* **STORED ROWS**:
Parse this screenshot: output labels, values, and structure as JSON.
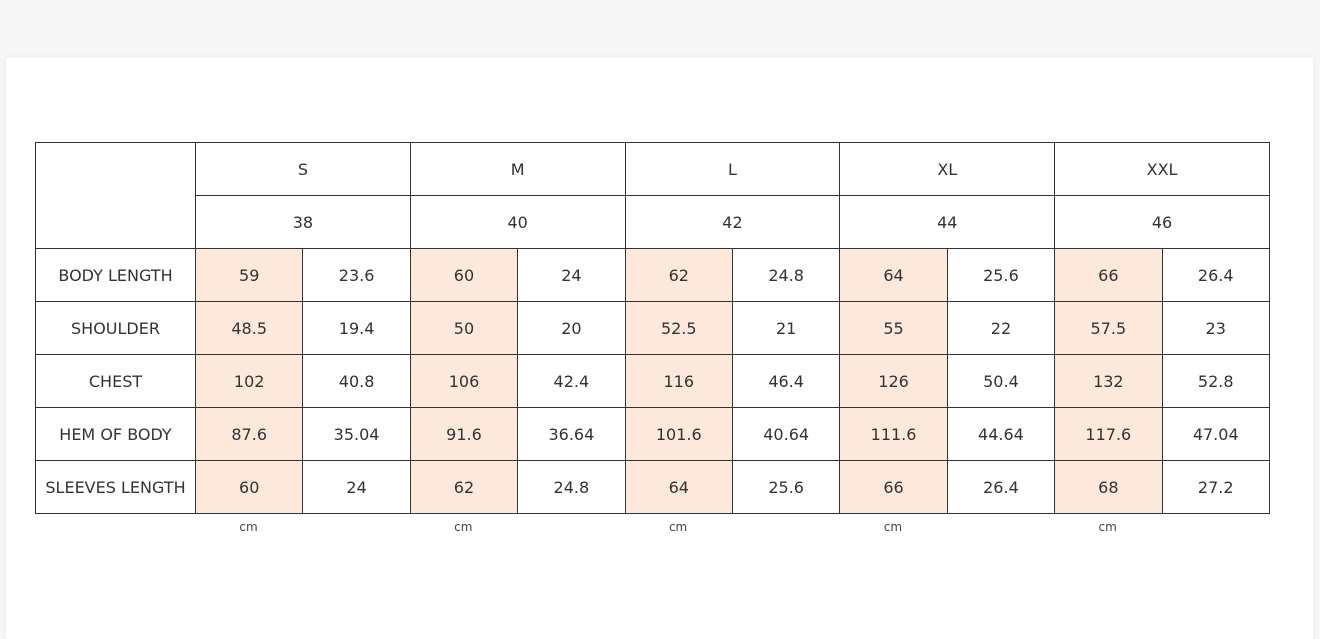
{
  "table": {
    "sizes": [
      "S",
      "M",
      "L",
      "XL",
      "XXL"
    ],
    "numbers": [
      "38",
      "40",
      "42",
      "44",
      "46"
    ],
    "rows": [
      {
        "label": "BODY LENGTH",
        "cells": [
          "59",
          "23.6",
          "60",
          "24",
          "62",
          "24.8",
          "64",
          "25.6",
          "66",
          "26.4"
        ]
      },
      {
        "label": "SHOULDER",
        "cells": [
          "48.5",
          "19.4",
          "50",
          "20",
          "52.5",
          "21",
          "55",
          "22",
          "57.5",
          "23"
        ]
      },
      {
        "label": "CHEST",
        "cells": [
          "102",
          "40.8",
          "106",
          "42.4",
          "116",
          "46.4",
          "126",
          "50.4",
          "132",
          "52.8"
        ]
      },
      {
        "label": "HEM OF BODY",
        "cells": [
          "87.6",
          "35.04",
          "91.6",
          "36.64",
          "101.6",
          "40.64",
          "111.6",
          "44.64",
          "117.6",
          "47.04"
        ]
      },
      {
        "label": "SLEEVES LENGTH",
        "cells": [
          "60",
          "24",
          "62",
          "24.8",
          "64",
          "25.6",
          "66",
          "26.4",
          "68",
          "27.2"
        ]
      }
    ],
    "units": [
      "cm",
      "cm",
      "cm",
      "cm",
      "cm"
    ]
  }
}
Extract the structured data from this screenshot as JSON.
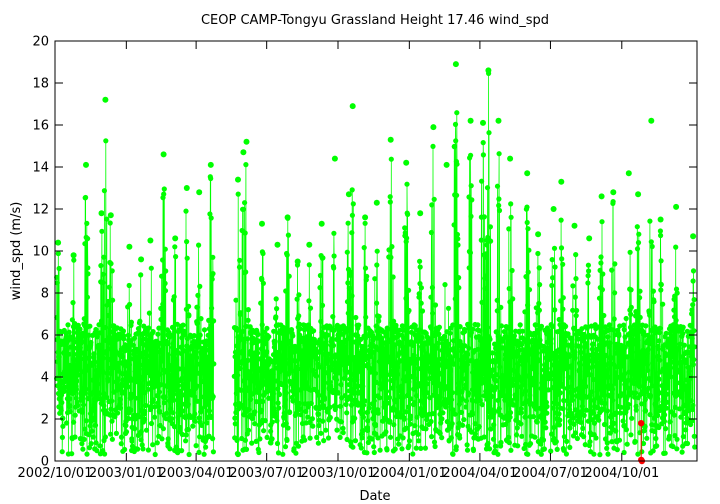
{
  "chart_data": {
    "type": "scatter",
    "title": "CEOP CAMP-Tongyu Grassland Height 17.46 wind_spd",
    "xlabel": "Date",
    "ylabel": "wind_spd (m/s)",
    "xlim": [
      "2002-10-01",
      "2005-01-06"
    ],
    "ylim": [
      0,
      20
    ],
    "y_ticks": [
      0,
      2,
      4,
      6,
      8,
      10,
      12,
      14,
      16,
      18,
      20
    ],
    "x_ticks": [
      "2002/10/01",
      "2003/01/01",
      "2003/04/01",
      "2003/07/01",
      "2003/10/01",
      "2004/01/01",
      "2004/04/01",
      "2004/07/01",
      "2004/10/01"
    ],
    "grid": false,
    "legend": "none",
    "data_gap": [
      "2003-04-24",
      "2003-05-20"
    ],
    "series": [
      {
        "color": "#00ff00",
        "style": "points-connected",
        "daily_peaks": [
          [
            "2002-10-05",
            10.4
          ],
          [
            "2002-10-25",
            9.8
          ],
          [
            "2002-11-10",
            14.1
          ],
          [
            "2002-11-30",
            11.8
          ],
          [
            "2002-12-05",
            17.2
          ],
          [
            "2002-12-12",
            11.7
          ],
          [
            "2003-01-05",
            10.2
          ],
          [
            "2003-01-20",
            9.6
          ],
          [
            "2003-02-01",
            10.5
          ],
          [
            "2003-02-18",
            14.6
          ],
          [
            "2003-03-05",
            10.6
          ],
          [
            "2003-03-20",
            13.0
          ],
          [
            "2003-04-05",
            12.8
          ],
          [
            "2003-04-20",
            14.1
          ],
          [
            "2003-05-25",
            13.4
          ],
          [
            "2003-06-01",
            14.7
          ],
          [
            "2003-06-05",
            15.2
          ],
          [
            "2003-06-25",
            11.3
          ],
          [
            "2003-07-15",
            10.3
          ],
          [
            "2003-07-28",
            11.6
          ],
          [
            "2003-08-10",
            9.5
          ],
          [
            "2003-08-25",
            10.3
          ],
          [
            "2003-09-10",
            11.3
          ],
          [
            "2003-09-27",
            14.4
          ],
          [
            "2003-10-15",
            12.7
          ],
          [
            "2003-10-20",
            16.9
          ],
          [
            "2003-11-05",
            11.6
          ],
          [
            "2003-11-20",
            12.3
          ],
          [
            "2003-12-08",
            15.3
          ],
          [
            "2003-12-28",
            14.2
          ],
          [
            "2004-01-15",
            11.8
          ],
          [
            "2004-02-01",
            15.9
          ],
          [
            "2004-02-18",
            14.1
          ],
          [
            "2004-03-01",
            18.9
          ],
          [
            "2004-03-20",
            16.2
          ],
          [
            "2004-04-05",
            16.1
          ],
          [
            "2004-04-12",
            18.6
          ],
          [
            "2004-04-25",
            16.2
          ],
          [
            "2004-05-10",
            14.4
          ],
          [
            "2004-06-01",
            13.7
          ],
          [
            "2004-06-15",
            10.8
          ],
          [
            "2004-07-05",
            12.0
          ],
          [
            "2004-07-15",
            13.3
          ],
          [
            "2004-08-01",
            11.2
          ],
          [
            "2004-08-20",
            10.6
          ],
          [
            "2004-09-05",
            12.6
          ],
          [
            "2004-09-20",
            12.8
          ],
          [
            "2004-10-10",
            13.7
          ],
          [
            "2004-10-22",
            12.7
          ],
          [
            "2004-11-08",
            16.2
          ],
          [
            "2004-11-20",
            11.5
          ],
          [
            "2004-12-10",
            12.1
          ],
          [
            "2005-01-01",
            10.7
          ]
        ],
        "baseline_range": [
          0.3,
          6.5
        ]
      },
      {
        "color": "#ff0000",
        "style": "points",
        "points": [
          [
            "2004-10-26",
            1.8
          ],
          [
            "2004-10-26",
            0.05
          ],
          [
            "2004-10-27",
            0.0
          ]
        ]
      }
    ]
  }
}
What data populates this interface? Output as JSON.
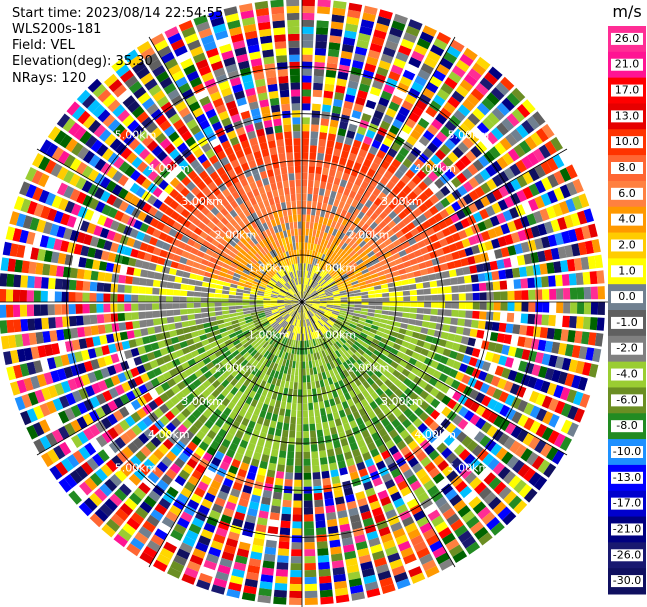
{
  "header": {
    "start_time": "Start time: 2023/08/14 22:54:55",
    "site": "WLS200s-181",
    "field": "Field: VEL",
    "elevation": "Elevation(deg): 35.30",
    "nrays": "NRays: 120"
  },
  "chart_data": {
    "type": "heatmap",
    "projection": "polar PPI",
    "field": "VEL",
    "unit": "m/s",
    "nrays": 120,
    "range_rings": [
      "1.00km",
      "2.00km",
      "3.00km",
      "4.00km",
      "5.00km"
    ],
    "range_ring_km": [
      1,
      2,
      3,
      4,
      5
    ],
    "max_range_km": 6.5,
    "colorbar": {
      "ticks": [
        "26.0",
        "21.0",
        "17.0",
        "13.0",
        "10.0",
        "8.0",
        "6.0",
        "4.0",
        "2.0",
        "1.0",
        "0.0",
        "-1.0",
        "-2.0",
        "-4.0",
        "-6.0",
        "-8.0",
        "-10.0",
        "-13.0",
        "-17.0",
        "-21.0",
        "-26.0",
        "-30.0"
      ],
      "colors": [
        "#ff2d95",
        "#ff1493",
        "#ff0000",
        "#e60000",
        "#ff3300",
        "#ff6633",
        "#ff8040",
        "#ff9900",
        "#ffcc00",
        "#ffff00",
        "#708090",
        "#606060",
        "#808080",
        "#9acd32",
        "#6b8e23",
        "#228b22",
        "#1e90ff",
        "#0000ff",
        "#0000cd",
        "#000080",
        "#191970",
        "#101060"
      ]
    },
    "sector_pattern": "north half positive (approaching yellow to red), south half negative (receding green), noisy far ranges"
  }
}
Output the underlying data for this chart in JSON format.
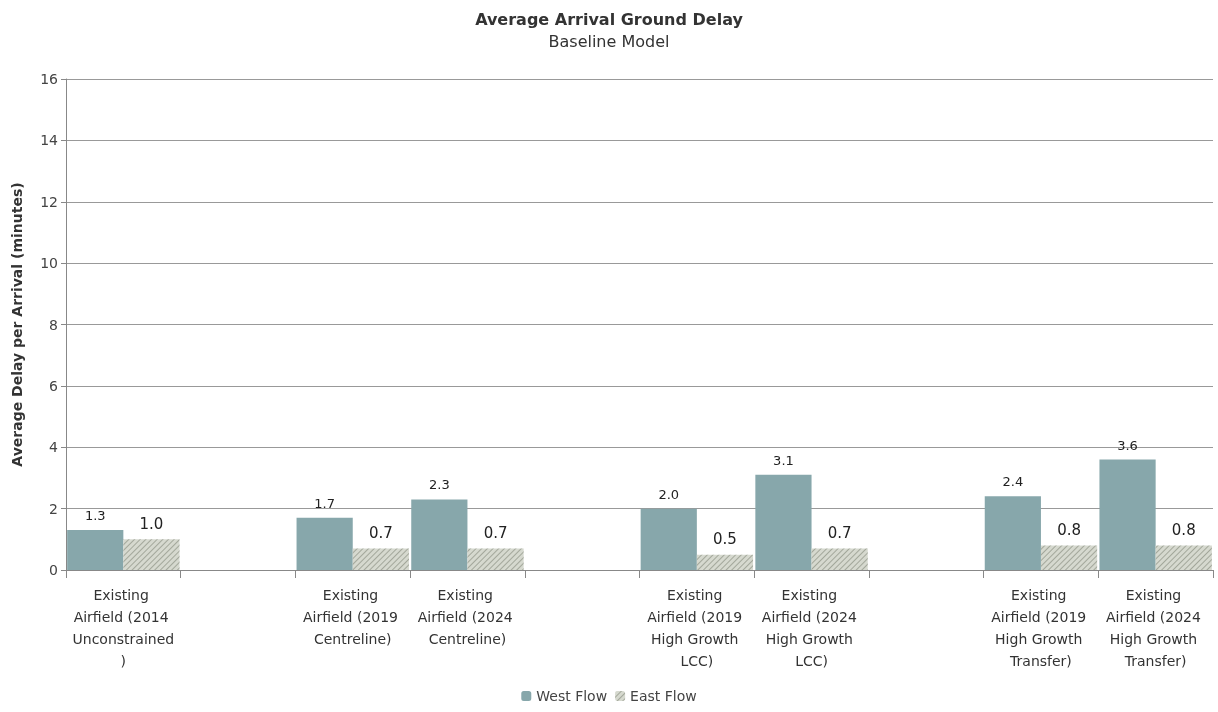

* **PROBLEM**: From the listing above, copy every line that holds the string "points".

* **RESPONSE**:
        "style": "points-connected",
        "style": "points",
        "points": [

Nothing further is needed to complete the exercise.